Task requirements:
Copy every one of the following rows word for word, keeping each line as it is.

Supplied material:
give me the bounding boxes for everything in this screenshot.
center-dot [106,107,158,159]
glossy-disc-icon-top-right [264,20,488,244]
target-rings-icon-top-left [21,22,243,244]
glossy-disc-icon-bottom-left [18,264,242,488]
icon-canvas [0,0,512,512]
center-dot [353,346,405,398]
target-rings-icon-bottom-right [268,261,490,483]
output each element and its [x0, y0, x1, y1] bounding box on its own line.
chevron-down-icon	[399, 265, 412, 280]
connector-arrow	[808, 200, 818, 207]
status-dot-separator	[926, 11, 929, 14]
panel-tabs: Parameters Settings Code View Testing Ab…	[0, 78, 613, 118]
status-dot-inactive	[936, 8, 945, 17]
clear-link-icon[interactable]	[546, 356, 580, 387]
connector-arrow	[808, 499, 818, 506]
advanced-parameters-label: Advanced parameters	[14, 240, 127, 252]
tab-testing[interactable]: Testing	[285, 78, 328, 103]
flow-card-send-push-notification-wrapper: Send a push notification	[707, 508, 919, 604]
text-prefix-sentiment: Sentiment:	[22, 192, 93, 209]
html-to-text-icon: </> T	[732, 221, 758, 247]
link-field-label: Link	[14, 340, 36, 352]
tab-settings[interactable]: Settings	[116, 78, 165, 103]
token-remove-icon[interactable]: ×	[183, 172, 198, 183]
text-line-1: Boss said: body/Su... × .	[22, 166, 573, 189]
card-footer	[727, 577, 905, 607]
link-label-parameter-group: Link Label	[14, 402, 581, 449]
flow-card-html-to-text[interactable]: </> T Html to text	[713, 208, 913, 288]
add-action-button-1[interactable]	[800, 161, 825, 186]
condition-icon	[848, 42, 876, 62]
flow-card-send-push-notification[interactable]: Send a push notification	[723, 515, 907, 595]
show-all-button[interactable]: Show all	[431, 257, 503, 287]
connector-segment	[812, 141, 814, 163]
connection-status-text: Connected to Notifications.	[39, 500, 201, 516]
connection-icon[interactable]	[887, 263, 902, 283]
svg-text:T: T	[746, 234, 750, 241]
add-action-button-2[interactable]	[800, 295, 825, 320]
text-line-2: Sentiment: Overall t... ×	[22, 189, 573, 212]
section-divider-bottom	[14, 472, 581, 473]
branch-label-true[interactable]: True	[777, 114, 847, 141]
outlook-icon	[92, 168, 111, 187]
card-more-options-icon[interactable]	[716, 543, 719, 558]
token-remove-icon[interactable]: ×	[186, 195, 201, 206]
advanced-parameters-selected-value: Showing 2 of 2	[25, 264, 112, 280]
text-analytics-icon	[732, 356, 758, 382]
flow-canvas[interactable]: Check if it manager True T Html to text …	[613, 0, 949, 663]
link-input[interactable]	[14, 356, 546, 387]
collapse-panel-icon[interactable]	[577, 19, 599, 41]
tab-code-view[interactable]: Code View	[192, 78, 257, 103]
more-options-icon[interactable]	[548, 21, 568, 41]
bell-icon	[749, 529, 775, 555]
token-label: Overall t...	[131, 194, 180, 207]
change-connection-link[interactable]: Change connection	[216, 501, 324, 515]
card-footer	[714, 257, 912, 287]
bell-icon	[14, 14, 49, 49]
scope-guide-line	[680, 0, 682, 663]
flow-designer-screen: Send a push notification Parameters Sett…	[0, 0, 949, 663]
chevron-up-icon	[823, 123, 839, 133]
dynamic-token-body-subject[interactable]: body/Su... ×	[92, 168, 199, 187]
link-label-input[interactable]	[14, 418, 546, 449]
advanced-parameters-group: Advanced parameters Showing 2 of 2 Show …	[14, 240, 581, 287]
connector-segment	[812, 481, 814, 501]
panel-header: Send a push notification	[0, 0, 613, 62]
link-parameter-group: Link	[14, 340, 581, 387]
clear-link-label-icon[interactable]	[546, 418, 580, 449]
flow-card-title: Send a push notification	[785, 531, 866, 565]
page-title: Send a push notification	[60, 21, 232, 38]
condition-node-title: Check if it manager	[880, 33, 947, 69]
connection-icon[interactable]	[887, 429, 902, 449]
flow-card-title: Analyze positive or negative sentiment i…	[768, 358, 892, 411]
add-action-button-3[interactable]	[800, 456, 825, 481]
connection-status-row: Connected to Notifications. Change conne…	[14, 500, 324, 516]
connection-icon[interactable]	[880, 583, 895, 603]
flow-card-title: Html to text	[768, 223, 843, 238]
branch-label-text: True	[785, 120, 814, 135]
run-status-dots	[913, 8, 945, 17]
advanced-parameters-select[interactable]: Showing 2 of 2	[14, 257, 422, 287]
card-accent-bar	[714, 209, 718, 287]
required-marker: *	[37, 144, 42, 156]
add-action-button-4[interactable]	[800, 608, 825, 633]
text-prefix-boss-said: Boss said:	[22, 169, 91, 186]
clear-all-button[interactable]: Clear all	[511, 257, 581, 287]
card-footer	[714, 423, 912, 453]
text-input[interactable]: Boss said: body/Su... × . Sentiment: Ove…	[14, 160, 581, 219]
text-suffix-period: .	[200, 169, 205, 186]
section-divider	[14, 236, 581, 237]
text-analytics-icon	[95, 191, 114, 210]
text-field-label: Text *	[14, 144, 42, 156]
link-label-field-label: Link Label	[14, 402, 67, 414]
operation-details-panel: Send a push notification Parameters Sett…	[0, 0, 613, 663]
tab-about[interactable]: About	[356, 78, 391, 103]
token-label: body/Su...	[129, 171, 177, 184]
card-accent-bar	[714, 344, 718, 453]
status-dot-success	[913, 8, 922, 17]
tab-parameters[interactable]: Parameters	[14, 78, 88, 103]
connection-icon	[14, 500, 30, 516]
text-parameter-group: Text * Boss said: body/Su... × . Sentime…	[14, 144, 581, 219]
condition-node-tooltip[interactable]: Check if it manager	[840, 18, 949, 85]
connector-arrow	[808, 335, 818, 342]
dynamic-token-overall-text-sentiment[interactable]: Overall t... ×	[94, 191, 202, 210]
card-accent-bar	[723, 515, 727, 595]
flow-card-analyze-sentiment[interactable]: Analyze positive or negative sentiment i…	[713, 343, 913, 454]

Full response:
give me the bounding boxes for everything in this screenshot.
center-dot [106,107,158,159]
glossy-disc-icon-top-right [264,20,488,244]
target-rings-icon-top-left [21,22,243,244]
glossy-disc-icon-bottom-left [18,264,242,488]
icon-canvas [0,0,512,512]
center-dot [353,346,405,398]
target-rings-icon-bottom-right [268,261,490,483]
output each element and its [x0, y0, x1, y1] bounding box on its own line.
chevron-down-icon	[399, 265, 412, 280]
connector-arrow	[808, 200, 818, 207]
status-dot-separator	[926, 11, 929, 14]
panel-tabs: Parameters Settings Code View Testing Ab…	[0, 78, 613, 118]
status-dot-inactive	[936, 8, 945, 17]
clear-link-icon[interactable]	[546, 356, 580, 387]
connector-arrow	[808, 499, 818, 506]
advanced-parameters-label: Advanced parameters	[14, 240, 127, 252]
tab-testing[interactable]: Testing	[285, 78, 328, 103]
flow-card-send-push-notification-wrapper: Send a push notification	[707, 508, 919, 604]
text-prefix-sentiment: Sentiment:	[22, 192, 93, 209]
html-to-text-icon: </> T	[732, 221, 758, 247]
link-field-label: Link	[14, 340, 36, 352]
tab-settings[interactable]: Settings	[116, 78, 165, 103]
token-remove-icon[interactable]: ×	[183, 172, 198, 183]
text-line-1: Boss said: body/Su... × .	[22, 166, 573, 189]
card-footer	[727, 577, 905, 607]
link-label-parameter-group: Link Label	[14, 402, 581, 449]
flow-card-html-to-text[interactable]: </> T Html to text	[713, 208, 913, 288]
add-action-button-1[interactable]	[800, 161, 825, 186]
condition-icon	[848, 42, 876, 62]
flow-card-send-push-notification[interactable]: Send a push notification	[723, 515, 907, 595]
show-all-button[interactable]: Show all	[431, 257, 503, 287]
connector-segment	[812, 141, 814, 163]
connection-status-text: Connected to Notifications.	[39, 500, 201, 516]
connection-icon[interactable]	[887, 263, 902, 283]
svg-text:T: T	[746, 234, 750, 241]
add-action-button-2[interactable]	[800, 295, 825, 320]
text-line-2: Sentiment: Overall t... ×	[22, 189, 573, 212]
section-divider-bottom	[14, 472, 581, 473]
branch-label-true[interactable]: True	[777, 114, 847, 141]
outlook-icon	[92, 168, 111, 187]
card-more-options-icon[interactable]	[716, 543, 719, 558]
token-remove-icon[interactable]: ×	[186, 195, 201, 206]
advanced-parameters-selected-value: Showing 2 of 2	[25, 264, 112, 280]
text-analytics-icon	[732, 356, 758, 382]
flow-canvas[interactable]: Check if it manager True T Html to text …	[613, 0, 949, 663]
link-input[interactable]	[14, 356, 546, 387]
collapse-panel-icon[interactable]	[577, 19, 599, 41]
tab-code-view[interactable]: Code View	[192, 78, 257, 103]
more-options-icon[interactable]	[548, 21, 568, 41]
bell-icon	[749, 529, 775, 555]
token-label: Overall t...	[131, 194, 180, 207]
change-connection-link[interactable]: Change connection	[216, 501, 324, 515]
card-footer	[714, 257, 912, 287]
bell-icon	[14, 14, 49, 49]
scope-guide-line	[680, 0, 682, 663]
flow-designer-screen: Send a push notification Parameters Sett…	[0, 0, 949, 663]
chevron-up-icon	[823, 123, 839, 133]
dynamic-token-body-subject[interactable]: body/Su... ×	[92, 168, 199, 187]
link-label-input[interactable]	[14, 418, 546, 449]
advanced-parameters-group: Advanced parameters Showing 2 of 2 Show …	[14, 240, 581, 287]
connector-segment	[812, 481, 814, 501]
panel-header: Send a push notification	[0, 0, 613, 62]
link-parameter-group: Link	[14, 340, 581, 387]
clear-link-label-icon[interactable]	[546, 418, 580, 449]
flow-card-title: Send a push notification	[785, 531, 866, 565]
page-title: Send a push notification	[60, 21, 232, 38]
condition-node-title: Check if it manager	[880, 33, 947, 69]
connection-icon[interactable]	[887, 429, 902, 449]
flow-card-title: Analyze positive or negative sentiment i…	[768, 358, 892, 411]
add-action-button-3[interactable]	[800, 456, 825, 481]
connection-status-row: Connected to Notifications. Change conne…	[14, 500, 324, 516]
connection-icon[interactable]	[880, 583, 895, 603]
flow-card-title: Html to text	[768, 223, 843, 238]
branch-label-text: True	[785, 120, 814, 135]
run-status-dots	[913, 8, 945, 17]
advanced-parameters-select[interactable]: Showing 2 of 2	[14, 257, 422, 287]
card-accent-bar	[714, 209, 718, 287]
required-marker: *	[37, 144, 42, 156]
add-action-button-4[interactable]	[800, 608, 825, 633]
text-prefix-boss-said: Boss said:	[22, 169, 91, 186]
clear-all-button[interactable]: Clear all	[511, 257, 581, 287]
card-footer	[714, 423, 912, 453]
text-input[interactable]: Boss said: body/Su... × . Sentiment: Ove…	[14, 160, 581, 219]
text-suffix-period: .	[200, 169, 205, 186]
section-divider	[14, 236, 581, 237]
text-analytics-icon	[95, 191, 114, 210]
text-field-label: Text *	[14, 144, 42, 156]
link-label-field-label: Link Label	[14, 402, 67, 414]
operation-details-panel: Send a push notification Parameters Sett…	[0, 0, 613, 663]
tab-about[interactable]: About	[356, 78, 391, 103]
token-label: body/Su...	[129, 171, 177, 184]
card-accent-bar	[714, 344, 718, 453]
status-dot-success	[913, 8, 922, 17]
tab-parameters[interactable]: Parameters	[14, 78, 88, 103]
connection-icon	[14, 500, 30, 516]
text-parameter-group: Text * Boss said: body/Su... × . Sentime…	[14, 144, 581, 219]
condition-node-tooltip[interactable]: Check if it manager	[840, 18, 949, 85]
connector-arrow	[808, 335, 818, 342]
dynamic-token-overall-text-sentiment[interactable]: Overall t... ×	[94, 191, 202, 210]
card-accent-bar	[723, 515, 727, 595]
flow-card-analyze-sentiment[interactable]: Analyze positive or negative sentiment i…	[713, 343, 913, 454]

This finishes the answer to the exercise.